** START OF DATASET RECORDS **

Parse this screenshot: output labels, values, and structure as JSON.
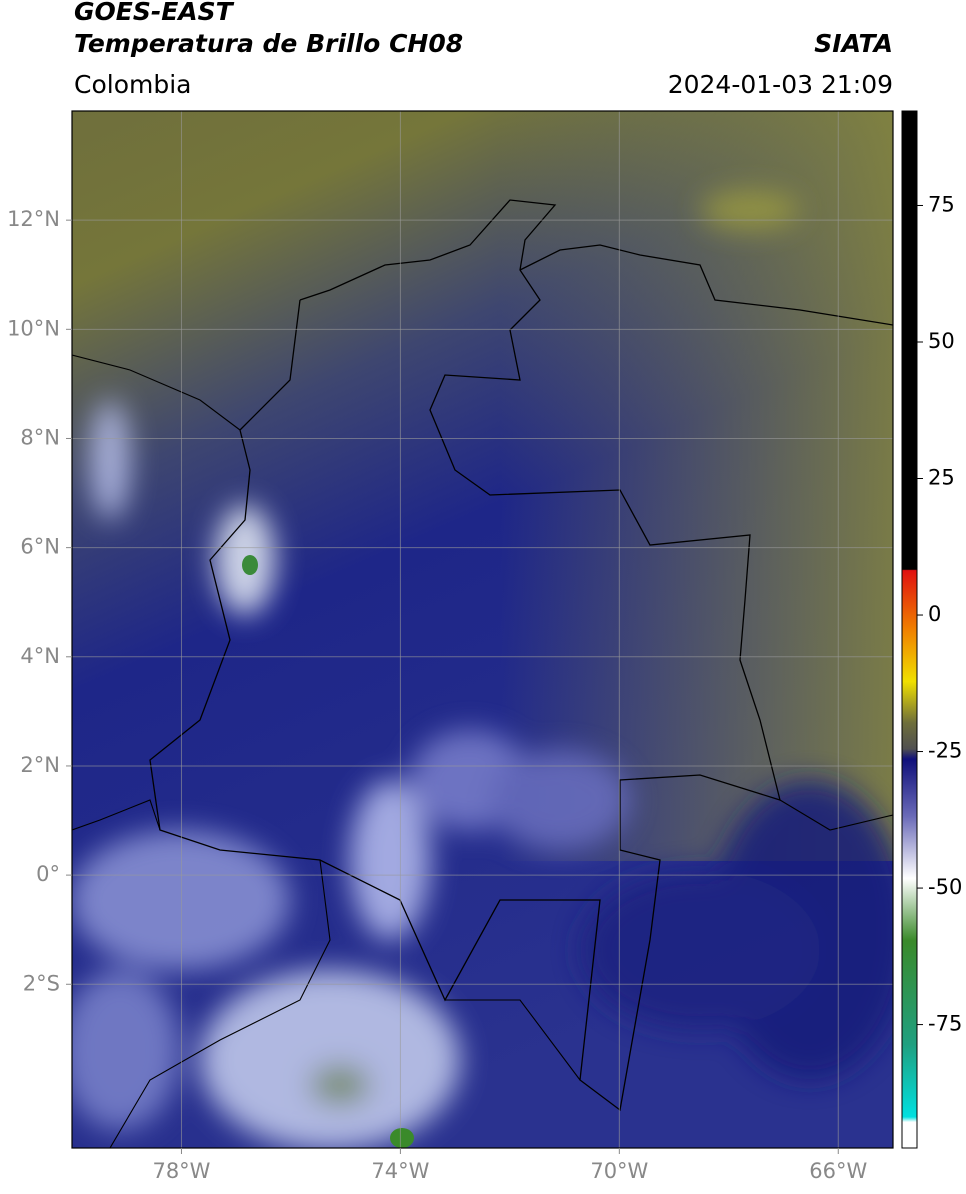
{
  "header": {
    "title": "GOES-EAST",
    "subtitle": "Temperatura de Brillo CH08",
    "source": "SIATA",
    "region": "Colombia",
    "datetime": "2024-01-03 21:09"
  },
  "map": {
    "xlim": [
      -80,
      -65
    ],
    "ylim": [
      -5,
      14
    ],
    "xticks": [
      {
        "value": -78,
        "label": "78°W"
      },
      {
        "value": -74,
        "label": "74°W"
      },
      {
        "value": -70,
        "label": "70°W"
      },
      {
        "value": -66,
        "label": "66°W"
      }
    ],
    "yticks": [
      {
        "value": 12,
        "label": "12°N"
      },
      {
        "value": 10,
        "label": "10°N"
      },
      {
        "value": 8,
        "label": "8°N"
      },
      {
        "value": 6,
        "label": "6°N"
      },
      {
        "value": 4,
        "label": "4°N"
      },
      {
        "value": 2,
        "label": "2°N"
      },
      {
        "value": 0,
        "label": "0°"
      },
      {
        "value": -2,
        "label": "2°S"
      }
    ],
    "grid": true
  },
  "colorbar": {
    "lim": [
      -97.6,
      92.3
    ],
    "ticks": [
      75,
      50,
      25,
      0,
      -25,
      -50,
      -75
    ]
  }
}
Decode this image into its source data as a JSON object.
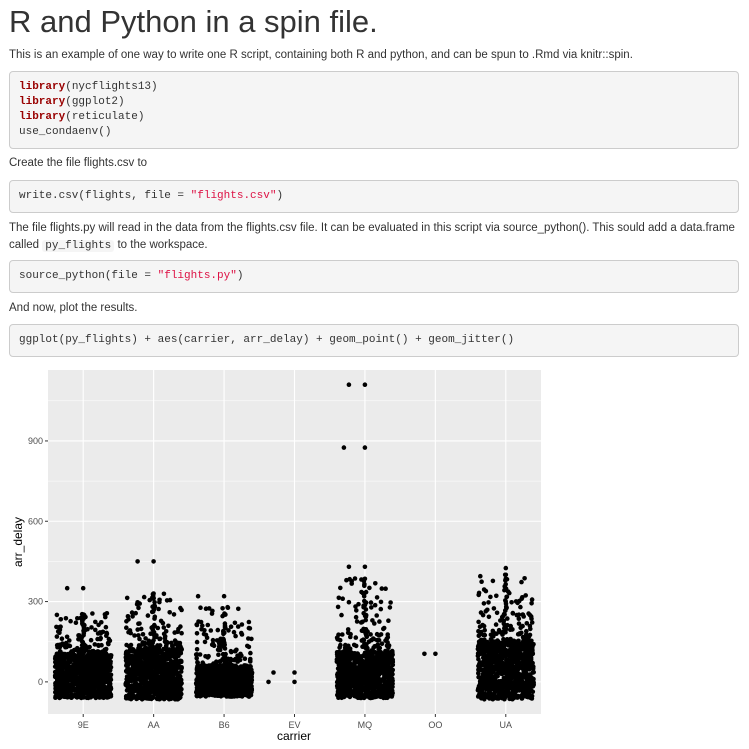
{
  "title": "R and Python in a spin file.",
  "intro": "This is an example of one way to write one R script, containing both R and python, and can be spun to .Rmd via knitr::spin.",
  "code1": [
    {
      "kw": "library",
      "rest": "(nycflights13)"
    },
    {
      "kw": "library",
      "rest": "(ggplot2)"
    },
    {
      "kw": "library",
      "rest": "(reticulate)"
    },
    {
      "kw": "",
      "rest": "use_condaenv()"
    }
  ],
  "para2": "Create the file flights.csv to",
  "code2": {
    "pre": "write.csv(flights, file = ",
    "str": "\"flights.csv\"",
    "post": ")"
  },
  "para3": {
    "text": "The file flights.py will read in the data from the flights.csv file. It can be evaluated in this script via source_python(). This sould add a data.frame called",
    "code": "py_flights",
    "after": " to the workspace."
  },
  "code3": {
    "pre": "source_python(file = ",
    "str": "\"flights.py\"",
    "post": ")"
  },
  "para4": "And now, plot the results.",
  "code4": "ggplot(py_flights) + aes(carrier, arr_delay) + geom_point() + geom_jitter()",
  "chart_data": {
    "type": "scatter",
    "title": "",
    "xlabel": "carrier",
    "ylabel": "arr_delay",
    "categories": [
      "9E",
      "AA",
      "B6",
      "EV",
      "MQ",
      "OO",
      "UA"
    ],
    "yticks": [
      "0",
      "300",
      "600",
      "900"
    ],
    "ytick_values": [
      0,
      300,
      600,
      900
    ],
    "ylim": [
      -120,
      1165
    ],
    "grid": true,
    "jittered": true,
    "point_color": "#000000",
    "panel_color": "#ebebeb",
    "dense_bulk": {
      "9E": {
        "range": [
          -60,
          100
        ],
        "sparse_max": 260
      },
      "AA": {
        "range": [
          -65,
          120
        ],
        "sparse_max": 330
      },
      "B6": {
        "range": [
          -55,
          60
        ],
        "sparse_max": 280
      },
      "EV": {
        "range": null,
        "sparse_max": null
      },
      "MQ": {
        "range": [
          -60,
          110
        ],
        "sparse_max": 390
      },
      "OO": {
        "range": null,
        "sparse_max": null
      },
      "UA": {
        "range": [
          -65,
          150
        ],
        "sparse_max": 400
      }
    },
    "notable_points": [
      {
        "x": "9E",
        "y": 350
      },
      {
        "x": "9E",
        "y": 350
      },
      {
        "x": "AA",
        "y": 450
      },
      {
        "x": "AA",
        "y": 450
      },
      {
        "x": "AA",
        "y": 330
      },
      {
        "x": "B6",
        "y": 320
      },
      {
        "x": "B6",
        "y": 320
      },
      {
        "x": "EV",
        "y": 35
      },
      {
        "x": "EV",
        "y": 35
      },
      {
        "x": "EV",
        "y": 0
      },
      {
        "x": "EV",
        "y": 0
      },
      {
        "x": "MQ",
        "y": 1110
      },
      {
        "x": "MQ",
        "y": 1110
      },
      {
        "x": "MQ",
        "y": 875
      },
      {
        "x": "MQ",
        "y": 875
      },
      {
        "x": "MQ",
        "y": 430
      },
      {
        "x": "MQ",
        "y": 430
      },
      {
        "x": "MQ",
        "y": 385
      },
      {
        "x": "OO",
        "y": 105
      },
      {
        "x": "OO",
        "y": 105
      },
      {
        "x": "UA",
        "y": 425
      },
      {
        "x": "UA",
        "y": 400
      }
    ]
  }
}
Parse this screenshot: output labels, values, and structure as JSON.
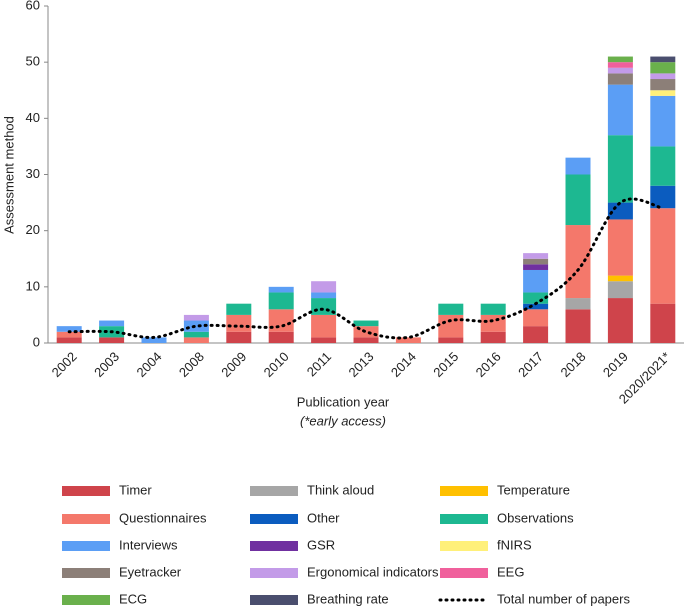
{
  "chart_data": {
    "type": "stacked-bar",
    "categories": [
      "2002",
      "2003",
      "2004",
      "2008",
      "2009",
      "2010",
      "2011",
      "2013",
      "2014",
      "2015",
      "2016",
      "2017",
      "2018",
      "2019",
      "2020/2021*"
    ],
    "series": [
      {
        "name": "Timer",
        "color": "#cf444b",
        "values": [
          1,
          1,
          0,
          0,
          2,
          2,
          1,
          1,
          0,
          1,
          2,
          3,
          6,
          8,
          7
        ]
      },
      {
        "name": "Think aloud",
        "color": "#a6a6a6",
        "values": [
          0,
          0,
          0,
          0,
          0,
          0,
          0,
          0,
          0,
          0,
          0,
          0,
          2,
          3,
          0
        ]
      },
      {
        "name": "Temperature",
        "color": "#ffc000",
        "values": [
          0,
          0,
          0,
          0,
          0,
          0,
          0,
          0,
          0,
          0,
          0,
          0,
          0,
          1,
          0
        ]
      },
      {
        "name": "Questionnaires",
        "color": "#f4786b",
        "values": [
          1,
          0,
          0,
          1,
          3,
          4,
          4,
          2,
          1,
          4,
          3,
          3,
          13,
          10,
          17
        ]
      },
      {
        "name": "Other",
        "color": "#0b5cbf",
        "values": [
          0,
          0,
          0,
          0,
          0,
          0,
          0,
          0,
          0,
          0,
          0,
          1,
          0,
          3,
          4
        ]
      },
      {
        "name": "Observations",
        "color": "#1db891",
        "values": [
          0,
          2,
          0,
          1,
          2,
          3,
          3,
          1,
          0,
          2,
          2,
          2,
          9,
          12,
          7
        ]
      },
      {
        "name": "Interviews",
        "color": "#5b9ef5",
        "values": [
          1,
          1,
          1,
          2,
          0,
          1,
          1,
          0,
          0,
          0,
          0,
          4,
          3,
          9,
          9
        ]
      },
      {
        "name": "GSR",
        "color": "#7030a0",
        "values": [
          0,
          0,
          0,
          0,
          0,
          0,
          0,
          0,
          0,
          0,
          0,
          1,
          0,
          0,
          0
        ]
      },
      {
        "name": "fNIRS",
        "color": "#fff07a",
        "values": [
          0,
          0,
          0,
          0,
          0,
          0,
          0,
          0,
          0,
          0,
          0,
          0,
          0,
          0,
          1
        ]
      },
      {
        "name": "Eyetracker",
        "color": "#8c7f78",
        "values": [
          0,
          0,
          0,
          0,
          0,
          0,
          0,
          0,
          0,
          0,
          0,
          1,
          0,
          2,
          2
        ]
      },
      {
        "name": "Ergonomical indicators",
        "color": "#c39be8",
        "values": [
          0,
          0,
          0,
          1,
          0,
          0,
          2,
          0,
          0,
          0,
          0,
          1,
          0,
          1,
          1
        ]
      },
      {
        "name": "EEG",
        "color": "#f0609c",
        "values": [
          0,
          0,
          0,
          0,
          0,
          0,
          0,
          0,
          0,
          0,
          0,
          0,
          0,
          1,
          0
        ]
      },
      {
        "name": "ECG",
        "color": "#6ab04c",
        "values": [
          0,
          0,
          0,
          0,
          0,
          0,
          0,
          0,
          0,
          0,
          0,
          0,
          0,
          1,
          2
        ]
      },
      {
        "name": "Breathing rate",
        "color": "#4a4e6e",
        "values": [
          0,
          0,
          0,
          0,
          0,
          0,
          0,
          0,
          0,
          0,
          0,
          0,
          0,
          0,
          1
        ]
      }
    ],
    "line_series": {
      "name": "Total number of papers",
      "color": "#000000",
      "values": [
        2,
        2,
        1,
        3,
        3,
        3,
        6,
        2,
        1,
        4,
        4,
        7,
        13,
        25,
        24
      ]
    },
    "x_label": "Publication year",
    "x_label_note": "(*early access)",
    "y_label": "Assessment method",
    "ylim": [
      0,
      60
    ],
    "yticks": [
      0,
      10,
      20,
      30,
      40,
      50,
      60
    ],
    "grid": false
  }
}
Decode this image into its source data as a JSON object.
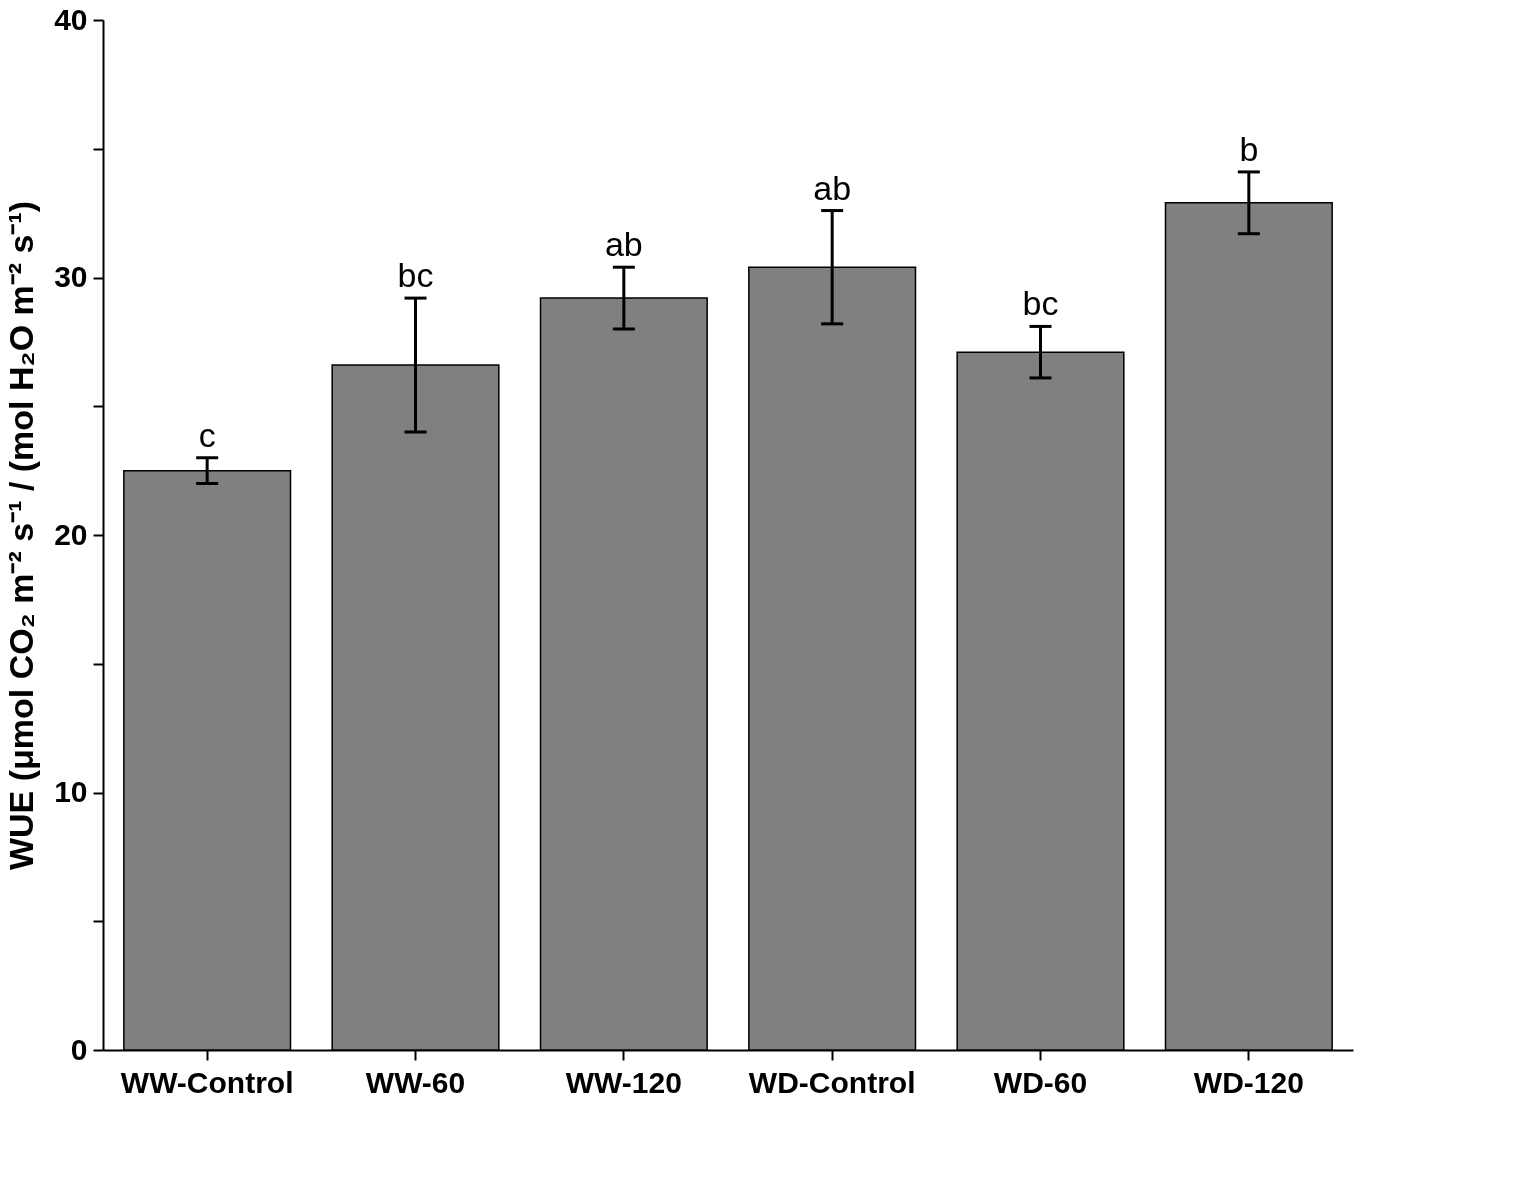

** END OF DATASET RECORDS **

▶ **STATED GOAL**
Locate the word "script" in the entries, and copy every line where it is found.

▶ **ANSWER BELOW**
  "intro": "This is an example of one way to write one R script, containing both R and python, and can be spun to .Rmd via knitr::spin.",
    "text": "The file flights.py will read in the data from the flights.csv file. It can be evaluated in this script via source_python(). This sould add a data.frame called",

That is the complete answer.